++++ DATA SHOWN ++++

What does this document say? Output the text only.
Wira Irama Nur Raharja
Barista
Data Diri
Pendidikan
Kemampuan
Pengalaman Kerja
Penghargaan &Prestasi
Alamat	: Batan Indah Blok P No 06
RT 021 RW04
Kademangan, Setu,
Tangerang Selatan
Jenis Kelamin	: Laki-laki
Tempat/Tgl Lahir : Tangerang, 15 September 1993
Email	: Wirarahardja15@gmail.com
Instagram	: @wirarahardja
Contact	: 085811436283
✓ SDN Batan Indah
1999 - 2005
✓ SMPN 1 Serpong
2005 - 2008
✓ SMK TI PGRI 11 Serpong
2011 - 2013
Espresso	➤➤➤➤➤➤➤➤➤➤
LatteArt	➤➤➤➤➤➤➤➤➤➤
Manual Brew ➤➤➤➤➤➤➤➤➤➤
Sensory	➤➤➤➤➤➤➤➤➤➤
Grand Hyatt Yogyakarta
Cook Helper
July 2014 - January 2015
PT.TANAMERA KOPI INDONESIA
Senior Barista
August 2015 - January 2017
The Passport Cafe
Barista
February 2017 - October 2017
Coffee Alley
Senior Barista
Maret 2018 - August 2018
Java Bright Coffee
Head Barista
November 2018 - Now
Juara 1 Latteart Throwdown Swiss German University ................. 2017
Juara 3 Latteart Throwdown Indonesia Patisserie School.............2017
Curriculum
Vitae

++++

▶ WRITTEN TASK: Copy out the full material exactly as it appears.

▶ RESPONSE TO THE EXERCISE:
What does this document say? Output the text only.
Wira Irama Nur Raharja
Barista
Data Diri
Pendidikan
Kemampuan
Pengalaman Kerja
Penghargaan &Prestasi
Alamat	: Batan Indah Blok P No 06
RT 021 RW04
Kademangan, Setu,
Tangerang Selatan
Jenis Kelamin	: Laki-laki
Tempat/Tgl Lahir : Tangerang, 15 September 1993
Email	: Wirarahardja15@gmail.com
Instagram	: @wirarahardja
Contact	: 085811436283
✓ SDN Batan Indah
1999 - 2005
✓ SMPN 1 Serpong
2005 - 2008
✓ SMK TI PGRI 11 Serpong
2011 - 2013
Espresso	➤➤➤➤➤➤➤➤➤➤
LatteArt	➤➤➤➤➤➤➤➤➤➤
Manual Brew ➤➤➤➤➤➤➤➤➤➤
Sensory	➤➤➤➤➤➤➤➤➤➤
Grand Hyatt Yogyakarta
Cook Helper
July 2014 - January 2015
PT.TANAMERA KOPI INDONESIA
Senior Barista
August 2015 - January 2017
The Passport Cafe
Barista
February 2017 - October 2017
Coffee Alley
Senior Barista
Maret 2018 - August 2018
Java Bright Coffee
Head Barista
November 2018 - Now
Juara 1 Latteart Throwdown Swiss German University ................. 2017
Juara 3 Latteart Throwdown Indonesia Patisserie School.............2017
Curriculum
Vitae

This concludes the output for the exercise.